* **Given request**
Find the number of lines below in which the word "Speed" appears, and write that number only.

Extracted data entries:
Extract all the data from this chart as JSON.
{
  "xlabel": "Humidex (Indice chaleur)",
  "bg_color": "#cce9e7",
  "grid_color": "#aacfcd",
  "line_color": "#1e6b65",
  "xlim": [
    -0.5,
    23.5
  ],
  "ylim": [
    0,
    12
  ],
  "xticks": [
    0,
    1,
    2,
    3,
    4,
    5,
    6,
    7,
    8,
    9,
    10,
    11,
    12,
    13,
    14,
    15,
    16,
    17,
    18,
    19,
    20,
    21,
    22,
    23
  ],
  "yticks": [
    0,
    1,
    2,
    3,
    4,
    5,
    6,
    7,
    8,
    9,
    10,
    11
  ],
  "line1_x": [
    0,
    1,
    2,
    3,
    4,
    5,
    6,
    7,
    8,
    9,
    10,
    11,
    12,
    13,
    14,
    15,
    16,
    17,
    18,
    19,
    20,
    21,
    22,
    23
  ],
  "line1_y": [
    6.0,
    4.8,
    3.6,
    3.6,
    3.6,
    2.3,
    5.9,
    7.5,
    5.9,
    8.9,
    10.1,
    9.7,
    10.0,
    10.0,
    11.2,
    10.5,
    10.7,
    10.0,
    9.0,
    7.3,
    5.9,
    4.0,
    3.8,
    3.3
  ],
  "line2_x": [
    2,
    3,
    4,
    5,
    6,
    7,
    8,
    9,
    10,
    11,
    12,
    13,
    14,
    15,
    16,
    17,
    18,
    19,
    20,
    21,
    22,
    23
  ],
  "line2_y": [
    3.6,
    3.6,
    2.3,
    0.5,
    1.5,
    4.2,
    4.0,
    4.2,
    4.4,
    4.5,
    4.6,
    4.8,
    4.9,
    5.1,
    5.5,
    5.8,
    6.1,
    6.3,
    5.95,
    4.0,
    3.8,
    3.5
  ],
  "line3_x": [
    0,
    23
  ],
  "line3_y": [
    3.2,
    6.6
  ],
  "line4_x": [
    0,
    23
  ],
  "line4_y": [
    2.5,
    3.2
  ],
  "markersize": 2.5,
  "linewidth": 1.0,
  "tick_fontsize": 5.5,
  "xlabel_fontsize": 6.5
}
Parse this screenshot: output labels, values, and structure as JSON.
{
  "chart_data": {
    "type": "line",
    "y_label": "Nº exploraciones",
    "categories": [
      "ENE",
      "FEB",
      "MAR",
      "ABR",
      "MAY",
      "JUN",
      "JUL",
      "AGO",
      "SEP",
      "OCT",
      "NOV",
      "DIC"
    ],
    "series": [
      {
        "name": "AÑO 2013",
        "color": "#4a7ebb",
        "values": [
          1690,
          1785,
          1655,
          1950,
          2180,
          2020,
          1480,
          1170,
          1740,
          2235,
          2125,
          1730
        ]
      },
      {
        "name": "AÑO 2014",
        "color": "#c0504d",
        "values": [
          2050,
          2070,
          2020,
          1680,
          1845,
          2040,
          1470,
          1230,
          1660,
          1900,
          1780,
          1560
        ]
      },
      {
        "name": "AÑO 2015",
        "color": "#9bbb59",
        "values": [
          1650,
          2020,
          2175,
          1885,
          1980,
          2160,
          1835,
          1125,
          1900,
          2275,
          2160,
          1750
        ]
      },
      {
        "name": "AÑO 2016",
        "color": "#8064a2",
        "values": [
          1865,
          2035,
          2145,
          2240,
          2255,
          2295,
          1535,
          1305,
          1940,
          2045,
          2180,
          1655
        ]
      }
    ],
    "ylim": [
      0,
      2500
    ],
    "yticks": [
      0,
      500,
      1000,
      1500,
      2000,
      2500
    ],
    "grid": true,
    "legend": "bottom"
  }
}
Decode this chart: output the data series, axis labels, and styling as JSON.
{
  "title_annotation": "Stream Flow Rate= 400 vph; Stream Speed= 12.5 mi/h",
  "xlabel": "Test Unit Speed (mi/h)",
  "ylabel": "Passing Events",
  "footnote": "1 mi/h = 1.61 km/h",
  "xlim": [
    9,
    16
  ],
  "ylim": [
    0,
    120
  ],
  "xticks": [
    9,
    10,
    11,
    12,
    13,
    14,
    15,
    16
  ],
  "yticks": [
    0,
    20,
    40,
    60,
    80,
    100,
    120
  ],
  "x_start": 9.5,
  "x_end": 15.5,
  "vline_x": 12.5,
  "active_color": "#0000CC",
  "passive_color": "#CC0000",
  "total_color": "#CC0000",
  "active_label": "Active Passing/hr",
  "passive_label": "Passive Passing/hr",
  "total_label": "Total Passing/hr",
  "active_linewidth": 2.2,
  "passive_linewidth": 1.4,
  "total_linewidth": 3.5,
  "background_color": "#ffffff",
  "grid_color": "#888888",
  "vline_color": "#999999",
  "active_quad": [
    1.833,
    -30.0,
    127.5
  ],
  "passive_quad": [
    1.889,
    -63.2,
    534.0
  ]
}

* **Final answer**
2